§ SHORT EXERCISE
Select the lines of the records containing the word "Lundgren" and list them.

§ GIVEN ENTRIES
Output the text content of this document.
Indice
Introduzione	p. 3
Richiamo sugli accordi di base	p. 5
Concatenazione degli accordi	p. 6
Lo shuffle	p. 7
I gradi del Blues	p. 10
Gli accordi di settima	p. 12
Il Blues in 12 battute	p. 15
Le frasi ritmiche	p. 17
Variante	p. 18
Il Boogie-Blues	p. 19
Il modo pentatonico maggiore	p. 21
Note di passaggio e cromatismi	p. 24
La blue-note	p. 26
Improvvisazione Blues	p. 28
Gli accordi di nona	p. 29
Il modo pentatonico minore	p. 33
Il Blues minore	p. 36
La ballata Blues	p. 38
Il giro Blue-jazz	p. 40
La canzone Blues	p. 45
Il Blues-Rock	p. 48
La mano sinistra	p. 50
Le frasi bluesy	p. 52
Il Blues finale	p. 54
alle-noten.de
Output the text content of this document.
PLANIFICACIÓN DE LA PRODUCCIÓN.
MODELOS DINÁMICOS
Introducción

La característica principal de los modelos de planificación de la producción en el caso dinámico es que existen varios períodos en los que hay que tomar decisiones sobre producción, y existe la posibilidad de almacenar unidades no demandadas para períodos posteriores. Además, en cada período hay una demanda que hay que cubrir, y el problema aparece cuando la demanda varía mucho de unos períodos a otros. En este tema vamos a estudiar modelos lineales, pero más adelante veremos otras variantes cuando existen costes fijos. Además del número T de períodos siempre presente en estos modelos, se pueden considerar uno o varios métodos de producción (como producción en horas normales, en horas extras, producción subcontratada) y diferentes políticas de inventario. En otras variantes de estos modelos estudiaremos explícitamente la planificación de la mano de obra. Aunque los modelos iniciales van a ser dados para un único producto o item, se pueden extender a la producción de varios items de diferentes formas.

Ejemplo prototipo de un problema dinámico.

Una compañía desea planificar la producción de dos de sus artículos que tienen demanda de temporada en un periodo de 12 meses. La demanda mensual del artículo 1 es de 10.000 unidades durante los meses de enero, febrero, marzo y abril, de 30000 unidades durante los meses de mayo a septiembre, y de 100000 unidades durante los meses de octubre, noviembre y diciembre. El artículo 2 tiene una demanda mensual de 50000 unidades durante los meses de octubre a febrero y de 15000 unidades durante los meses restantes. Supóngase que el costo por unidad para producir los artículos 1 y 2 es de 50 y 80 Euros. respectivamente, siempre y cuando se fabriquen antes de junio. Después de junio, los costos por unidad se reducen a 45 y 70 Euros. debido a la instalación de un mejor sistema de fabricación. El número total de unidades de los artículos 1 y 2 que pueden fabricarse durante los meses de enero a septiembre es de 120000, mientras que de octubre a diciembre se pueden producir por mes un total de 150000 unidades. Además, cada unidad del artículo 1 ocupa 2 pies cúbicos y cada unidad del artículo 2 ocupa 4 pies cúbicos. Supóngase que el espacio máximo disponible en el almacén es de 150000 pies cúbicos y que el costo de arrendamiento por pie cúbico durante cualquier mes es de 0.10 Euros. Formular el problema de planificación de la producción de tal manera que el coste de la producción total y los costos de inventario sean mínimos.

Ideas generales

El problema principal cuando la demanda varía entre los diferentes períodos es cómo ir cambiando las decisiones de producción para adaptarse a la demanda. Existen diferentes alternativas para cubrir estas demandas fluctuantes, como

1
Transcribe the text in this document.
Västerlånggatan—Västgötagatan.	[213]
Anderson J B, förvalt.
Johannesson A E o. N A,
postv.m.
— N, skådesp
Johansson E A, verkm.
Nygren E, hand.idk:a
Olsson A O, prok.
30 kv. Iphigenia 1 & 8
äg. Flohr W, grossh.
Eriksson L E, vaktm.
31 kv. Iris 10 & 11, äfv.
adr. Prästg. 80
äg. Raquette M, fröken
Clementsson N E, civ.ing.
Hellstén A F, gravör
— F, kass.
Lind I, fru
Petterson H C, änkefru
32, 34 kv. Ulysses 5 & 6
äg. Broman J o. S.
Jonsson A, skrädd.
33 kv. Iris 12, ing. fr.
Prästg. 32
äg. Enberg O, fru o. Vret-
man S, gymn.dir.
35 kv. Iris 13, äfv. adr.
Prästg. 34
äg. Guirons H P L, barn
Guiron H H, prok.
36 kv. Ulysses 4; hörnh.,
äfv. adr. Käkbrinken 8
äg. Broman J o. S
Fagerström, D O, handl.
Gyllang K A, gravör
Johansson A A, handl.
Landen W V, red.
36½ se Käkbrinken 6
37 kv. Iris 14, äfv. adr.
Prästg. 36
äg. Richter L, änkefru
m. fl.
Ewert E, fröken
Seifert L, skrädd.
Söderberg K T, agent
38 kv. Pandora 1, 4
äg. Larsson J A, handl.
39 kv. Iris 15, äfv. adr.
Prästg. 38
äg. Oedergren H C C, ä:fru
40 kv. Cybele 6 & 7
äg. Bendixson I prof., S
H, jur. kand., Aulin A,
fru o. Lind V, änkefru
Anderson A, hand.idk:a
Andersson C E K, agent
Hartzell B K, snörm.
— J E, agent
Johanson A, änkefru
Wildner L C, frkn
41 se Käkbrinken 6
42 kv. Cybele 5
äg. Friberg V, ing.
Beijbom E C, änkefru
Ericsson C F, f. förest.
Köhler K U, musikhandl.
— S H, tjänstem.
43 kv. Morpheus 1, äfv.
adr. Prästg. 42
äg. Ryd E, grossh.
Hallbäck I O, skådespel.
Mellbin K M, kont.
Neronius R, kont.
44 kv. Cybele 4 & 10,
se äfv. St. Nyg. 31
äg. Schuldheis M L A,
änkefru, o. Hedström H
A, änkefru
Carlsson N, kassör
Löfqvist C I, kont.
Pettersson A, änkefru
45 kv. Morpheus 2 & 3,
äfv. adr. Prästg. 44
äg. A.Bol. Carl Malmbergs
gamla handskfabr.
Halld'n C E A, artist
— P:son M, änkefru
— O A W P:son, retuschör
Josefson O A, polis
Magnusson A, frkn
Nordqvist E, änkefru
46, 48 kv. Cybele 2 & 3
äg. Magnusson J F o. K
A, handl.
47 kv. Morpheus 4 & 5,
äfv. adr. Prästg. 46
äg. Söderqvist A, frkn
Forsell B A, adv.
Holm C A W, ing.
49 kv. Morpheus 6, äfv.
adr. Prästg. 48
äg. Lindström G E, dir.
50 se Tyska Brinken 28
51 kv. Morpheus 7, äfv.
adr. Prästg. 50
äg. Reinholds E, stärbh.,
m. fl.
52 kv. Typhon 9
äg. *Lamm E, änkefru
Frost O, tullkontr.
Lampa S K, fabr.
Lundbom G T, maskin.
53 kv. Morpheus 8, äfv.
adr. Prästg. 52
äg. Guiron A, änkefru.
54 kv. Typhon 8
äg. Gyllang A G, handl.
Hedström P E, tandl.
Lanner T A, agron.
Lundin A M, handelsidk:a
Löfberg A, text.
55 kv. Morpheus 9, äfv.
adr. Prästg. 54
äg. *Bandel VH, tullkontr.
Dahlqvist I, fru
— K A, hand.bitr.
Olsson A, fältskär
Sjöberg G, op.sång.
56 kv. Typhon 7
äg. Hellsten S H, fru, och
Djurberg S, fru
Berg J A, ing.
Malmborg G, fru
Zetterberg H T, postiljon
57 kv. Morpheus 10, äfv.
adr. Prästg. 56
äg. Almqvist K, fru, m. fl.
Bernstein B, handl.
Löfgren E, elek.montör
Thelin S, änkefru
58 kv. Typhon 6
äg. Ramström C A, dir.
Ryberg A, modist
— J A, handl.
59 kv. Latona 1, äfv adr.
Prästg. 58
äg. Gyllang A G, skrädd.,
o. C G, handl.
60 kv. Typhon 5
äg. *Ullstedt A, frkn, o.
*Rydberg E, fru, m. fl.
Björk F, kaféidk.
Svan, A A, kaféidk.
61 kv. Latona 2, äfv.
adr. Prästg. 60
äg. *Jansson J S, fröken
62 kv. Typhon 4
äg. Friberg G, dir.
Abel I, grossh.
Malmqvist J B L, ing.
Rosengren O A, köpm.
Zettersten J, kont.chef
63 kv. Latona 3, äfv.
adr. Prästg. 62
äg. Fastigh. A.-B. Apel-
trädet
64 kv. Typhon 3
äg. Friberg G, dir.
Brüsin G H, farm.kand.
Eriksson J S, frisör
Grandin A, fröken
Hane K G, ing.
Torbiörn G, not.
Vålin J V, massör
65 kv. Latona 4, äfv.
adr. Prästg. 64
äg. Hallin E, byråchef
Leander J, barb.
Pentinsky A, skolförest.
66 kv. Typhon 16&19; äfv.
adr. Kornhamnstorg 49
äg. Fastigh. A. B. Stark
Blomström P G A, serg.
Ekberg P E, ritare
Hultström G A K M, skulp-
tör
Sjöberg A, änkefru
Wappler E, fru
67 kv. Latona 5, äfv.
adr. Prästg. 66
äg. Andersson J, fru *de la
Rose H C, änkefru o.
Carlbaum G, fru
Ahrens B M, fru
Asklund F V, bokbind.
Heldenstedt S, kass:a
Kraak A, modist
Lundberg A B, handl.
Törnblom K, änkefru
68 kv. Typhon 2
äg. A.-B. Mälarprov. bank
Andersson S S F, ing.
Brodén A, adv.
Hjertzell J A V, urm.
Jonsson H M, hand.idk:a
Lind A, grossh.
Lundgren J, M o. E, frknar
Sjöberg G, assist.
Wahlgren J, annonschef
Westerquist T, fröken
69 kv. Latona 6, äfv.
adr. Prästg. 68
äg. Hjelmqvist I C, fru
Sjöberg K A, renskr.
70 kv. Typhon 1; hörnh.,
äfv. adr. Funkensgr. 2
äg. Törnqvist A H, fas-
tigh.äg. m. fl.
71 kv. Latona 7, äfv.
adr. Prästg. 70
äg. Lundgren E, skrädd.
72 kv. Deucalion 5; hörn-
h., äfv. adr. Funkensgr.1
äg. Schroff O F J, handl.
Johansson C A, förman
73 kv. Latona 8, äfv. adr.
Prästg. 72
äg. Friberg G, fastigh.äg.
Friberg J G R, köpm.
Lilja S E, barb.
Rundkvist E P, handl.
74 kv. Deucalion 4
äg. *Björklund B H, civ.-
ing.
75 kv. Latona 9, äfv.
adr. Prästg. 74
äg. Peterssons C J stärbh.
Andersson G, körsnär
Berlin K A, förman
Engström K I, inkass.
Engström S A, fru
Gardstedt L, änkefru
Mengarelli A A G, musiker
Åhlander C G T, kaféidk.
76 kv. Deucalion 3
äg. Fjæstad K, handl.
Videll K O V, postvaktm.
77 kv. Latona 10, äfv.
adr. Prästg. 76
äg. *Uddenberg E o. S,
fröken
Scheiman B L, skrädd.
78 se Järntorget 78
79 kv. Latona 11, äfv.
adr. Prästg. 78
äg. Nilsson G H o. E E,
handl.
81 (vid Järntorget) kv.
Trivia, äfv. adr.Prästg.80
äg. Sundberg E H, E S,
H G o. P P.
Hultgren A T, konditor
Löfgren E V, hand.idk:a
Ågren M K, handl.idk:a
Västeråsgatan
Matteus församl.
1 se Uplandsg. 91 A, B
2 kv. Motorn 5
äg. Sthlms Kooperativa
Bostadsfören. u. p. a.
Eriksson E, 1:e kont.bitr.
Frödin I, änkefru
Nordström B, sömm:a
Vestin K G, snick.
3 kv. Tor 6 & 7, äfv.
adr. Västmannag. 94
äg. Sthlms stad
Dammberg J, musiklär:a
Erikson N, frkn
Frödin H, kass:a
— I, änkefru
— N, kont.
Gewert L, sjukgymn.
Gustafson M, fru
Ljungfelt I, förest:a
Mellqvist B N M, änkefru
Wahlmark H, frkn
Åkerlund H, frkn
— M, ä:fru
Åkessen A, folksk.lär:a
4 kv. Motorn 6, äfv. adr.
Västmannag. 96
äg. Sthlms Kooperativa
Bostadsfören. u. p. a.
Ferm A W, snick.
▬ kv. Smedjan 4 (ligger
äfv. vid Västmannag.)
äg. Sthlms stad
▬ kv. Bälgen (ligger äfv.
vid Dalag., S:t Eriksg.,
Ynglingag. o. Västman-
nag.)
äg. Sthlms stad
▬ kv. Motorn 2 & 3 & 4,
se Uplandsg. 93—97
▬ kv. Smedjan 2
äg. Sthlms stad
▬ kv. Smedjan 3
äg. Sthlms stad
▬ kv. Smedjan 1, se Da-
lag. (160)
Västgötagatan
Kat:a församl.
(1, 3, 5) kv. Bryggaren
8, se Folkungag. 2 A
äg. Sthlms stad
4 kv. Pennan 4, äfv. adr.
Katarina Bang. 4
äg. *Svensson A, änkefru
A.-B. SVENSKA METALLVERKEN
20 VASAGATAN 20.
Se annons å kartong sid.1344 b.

§ RESULT OF THIS EXERCISE
Lundgren J, M o. E, frknar
äg. Lundgren E, skrädd.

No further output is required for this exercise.